DATASET ROWS >>

- - - -

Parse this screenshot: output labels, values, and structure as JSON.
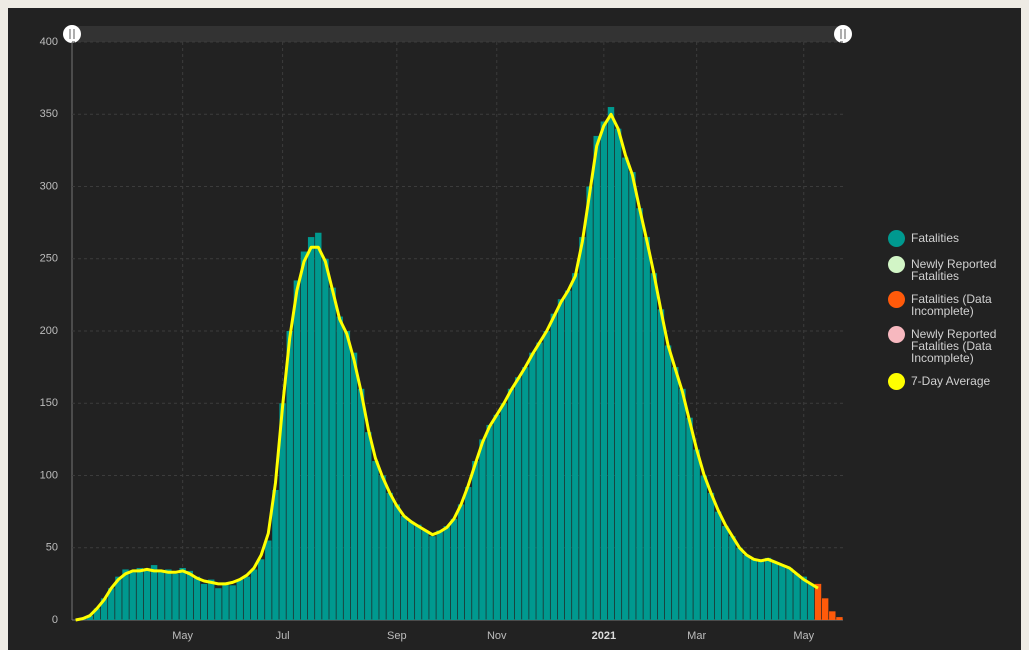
{
  "chart_data": {
    "type": "bar",
    "ylim": [
      0,
      400
    ],
    "yticks": [
      0,
      50,
      100,
      150,
      200,
      250,
      300,
      350,
      400
    ],
    "grid": true,
    "categories": [
      null,
      null,
      null,
      null,
      null,
      null,
      null,
      null,
      null,
      null,
      null,
      null,
      null,
      null,
      null,
      "May",
      null,
      null,
      null,
      null,
      null,
      null,
      null,
      null,
      null,
      null,
      null,
      null,
      null,
      "Jul",
      null,
      null,
      null,
      null,
      null,
      null,
      null,
      null,
      null,
      null,
      null,
      null,
      null,
      null,
      null,
      "Sep",
      null,
      null,
      null,
      null,
      null,
      null,
      null,
      null,
      null,
      null,
      null,
      null,
      null,
      "Nov",
      null,
      null,
      null,
      null,
      null,
      null,
      null,
      null,
      null,
      null,
      null,
      null,
      null,
      null,
      "2021",
      null,
      null,
      null,
      null,
      null,
      null,
      null,
      null,
      null,
      null,
      null,
      null,
      "Mar",
      null,
      null,
      null,
      null,
      null,
      null,
      null,
      null,
      null,
      null,
      null,
      null,
      null,
      null,
      "May",
      null,
      null,
      null,
      null,
      null
    ],
    "series": [
      {
        "name": "Fatalities",
        "color": "#00998f",
        "values": [
          0,
          1,
          3,
          8,
          15,
          22,
          30,
          35,
          33,
          36,
          34,
          38,
          33,
          35,
          32,
          36,
          34,
          30,
          25,
          28,
          22,
          26,
          24,
          28,
          30,
          35,
          42,
          55,
          90,
          150,
          200,
          235,
          255,
          265,
          268,
          250,
          230,
          210,
          200,
          185,
          160,
          130,
          110,
          100,
          88,
          80,
          72,
          68,
          66,
          62,
          58,
          62,
          65,
          70,
          80,
          92,
          110,
          125,
          135,
          142,
          150,
          160,
          168,
          175,
          185,
          192,
          200,
          212,
          222,
          228,
          240,
          265,
          300,
          335,
          345,
          355,
          340,
          320,
          310,
          285,
          265,
          240,
          215,
          190,
          175,
          160,
          140,
          118,
          100,
          88,
          75,
          65,
          58,
          50,
          45,
          42,
          42,
          43,
          40,
          38,
          36,
          32,
          30,
          25,
          null,
          null,
          null,
          null
        ]
      },
      {
        "name": "Newly Reported Fatalities",
        "color": "#d2f5c6",
        "values": [
          null,
          null,
          null,
          null,
          null,
          null,
          null,
          null,
          null,
          null,
          null,
          null,
          null,
          null,
          null,
          null,
          null,
          null,
          null,
          null,
          null,
          null,
          null,
          null,
          null,
          null,
          null,
          null,
          null,
          null,
          null,
          null,
          null,
          null,
          null,
          null,
          null,
          null,
          null,
          null,
          null,
          null,
          null,
          null,
          null,
          null,
          null,
          null,
          null,
          null,
          null,
          null,
          null,
          null,
          null,
          null,
          null,
          null,
          null,
          null,
          null,
          null,
          null,
          null,
          null,
          null,
          null,
          null,
          null,
          null,
          null,
          null,
          null,
          null,
          null,
          null,
          null,
          null,
          null,
          null,
          null,
          null,
          null,
          null,
          null,
          null,
          null,
          null,
          null,
          null,
          null,
          null,
          null,
          null,
          null,
          null,
          null,
          null,
          null,
          null,
          null,
          null,
          null,
          null,
          null,
          null,
          null,
          null
        ]
      },
      {
        "name": "Fatalities (Data Incomplete)",
        "color": "#ff5a0a",
        "values": [
          null,
          null,
          null,
          null,
          null,
          null,
          null,
          null,
          null,
          null,
          null,
          null,
          null,
          null,
          null,
          null,
          null,
          null,
          null,
          null,
          null,
          null,
          null,
          null,
          null,
          null,
          null,
          null,
          null,
          null,
          null,
          null,
          null,
          null,
          null,
          null,
          null,
          null,
          null,
          null,
          null,
          null,
          null,
          null,
          null,
          null,
          null,
          null,
          null,
          null,
          null,
          null,
          null,
          null,
          null,
          null,
          null,
          null,
          null,
          null,
          null,
          null,
          null,
          null,
          null,
          null,
          null,
          null,
          null,
          null,
          null,
          null,
          null,
          null,
          null,
          null,
          null,
          null,
          null,
          null,
          null,
          null,
          null,
          null,
          null,
          null,
          null,
          null,
          null,
          null,
          null,
          null,
          null,
          null,
          null,
          null,
          null,
          null,
          null,
          null,
          null,
          null,
          null,
          null,
          25,
          15,
          6,
          2
        ]
      },
      {
        "name": "Newly Reported Fatalities (Data Incomplete)",
        "color": "#f7b8bf",
        "values": [
          null,
          null,
          null,
          null,
          null,
          null,
          null,
          null,
          null,
          null,
          null,
          null,
          null,
          null,
          null,
          null,
          null,
          null,
          null,
          null,
          null,
          null,
          null,
          null,
          null,
          null,
          null,
          null,
          null,
          null,
          null,
          null,
          null,
          null,
          null,
          null,
          null,
          null,
          null,
          null,
          null,
          null,
          null,
          null,
          null,
          null,
          null,
          null,
          null,
          null,
          null,
          null,
          null,
          null,
          null,
          null,
          null,
          null,
          null,
          null,
          null,
          null,
          null,
          null,
          null,
          null,
          null,
          null,
          null,
          null,
          null,
          null,
          null,
          null,
          null,
          null,
          null,
          null,
          null,
          null,
          null,
          null,
          null,
          null,
          null,
          null,
          null,
          null,
          null,
          null,
          null,
          null,
          null,
          null,
          null,
          null,
          null,
          null,
          null,
          null,
          null,
          null,
          null,
          null,
          null,
          null,
          null,
          null
        ]
      },
      {
        "name": "7-Day Average",
        "color": "#ffff00",
        "type": "line",
        "values": [
          0,
          1,
          3,
          8,
          14,
          22,
          28,
          32,
          34,
          34,
          35,
          34,
          34,
          33,
          33,
          34,
          32,
          29,
          27,
          26,
          25,
          25,
          26,
          28,
          31,
          36,
          45,
          60,
          95,
          148,
          195,
          228,
          248,
          258,
          258,
          248,
          228,
          208,
          198,
          180,
          158,
          132,
          112,
          99,
          88,
          79,
          72,
          68,
          65,
          62,
          59,
          61,
          64,
          70,
          80,
          93,
          108,
          123,
          134,
          142,
          150,
          159,
          167,
          175,
          184,
          192,
          200,
          210,
          220,
          228,
          238,
          262,
          295,
          328,
          342,
          350,
          340,
          322,
          308,
          285,
          263,
          240,
          214,
          190,
          174,
          158,
          138,
          118,
          101,
          88,
          76,
          66,
          58,
          50,
          45,
          42,
          41,
          42,
          40,
          38,
          36,
          32,
          28,
          25,
          22,
          null,
          null,
          null
        ]
      }
    ]
  }
}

- - - -

WHAT THE TASK REQUIRES >>
Looking back at the lines above, state how many contain the word "color", and supply nothing besides the number.

REPLY TO THE EXERCISE >>
5